* [Material for this task]
--- begin ---

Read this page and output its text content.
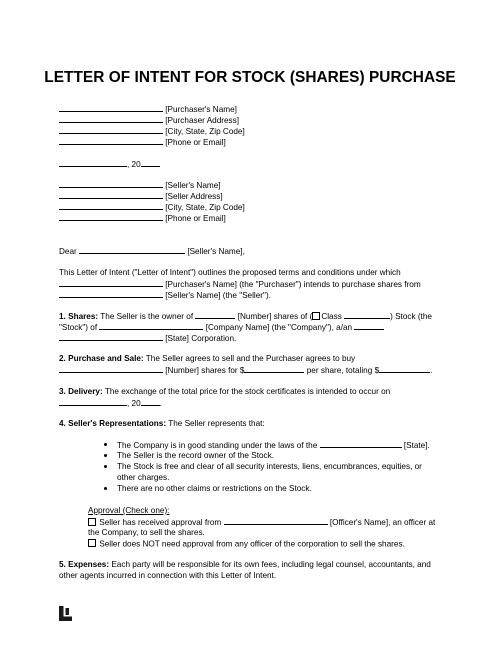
LETTER OF INTENT FOR STOCK (SHARES) PURCHASE
[Purchaser's Name]
[Purchaser Address]
[City, State, Zip Code]
[Phone or Email]
, 20
[Seller's Name]
[Seller Address]
[City, State, Zip Code]
[Phone or Email]
Dear	[Seller's Name],
This Letter of Intent ("Letter of Intent") outlines the proposed terms and conditions under which
[Purchaser's Name] (the "Purchaser") intends to purchase shares from
[Seller's Name] (the "Seller").
1. Shares: The Seller is the owner of	[Number] shares of ( Class	) Stock (the
"Stock") of	[Company Name] (the "Company"), a/an
[State] Corporation.
2. Purchase and Sale: The Seller agrees to sell and the Purchaser agrees to buy
[Number] shares for $	per share, totaling $	.
3. Delivery: The exchange of the total price for the stock certificates is intended to occur on
, 20 .
4. Seller's Representations: The Seller represents that:
The Company is in good standing under the laws of the	[State].
The Seller is the record owner of the Stock.
The Stock is free and clear of all security interests, liens, encumbrances, equities, or
other charges.
There are no other claims or restrictions on the Stock.
Approval (Check one):
Seller has received approval from	[Officer's Name], an officer at
the Company, to sell the shares.
Seller does NOT need approval from any officer of the corporation to sell the shares.
5. Expenses: Each party will be responsible for its own fees, including legal counsel, accountants, and
other agents incurred in connection with this Letter of Intent.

--- end ---

* [Direction]
Extract from the material all lines containing the string "owner".

* [Result]
1. Shares: The Seller is the owner of	[Number] shares of ( Class	) Stock (the
The Seller is the record owner of the Stock.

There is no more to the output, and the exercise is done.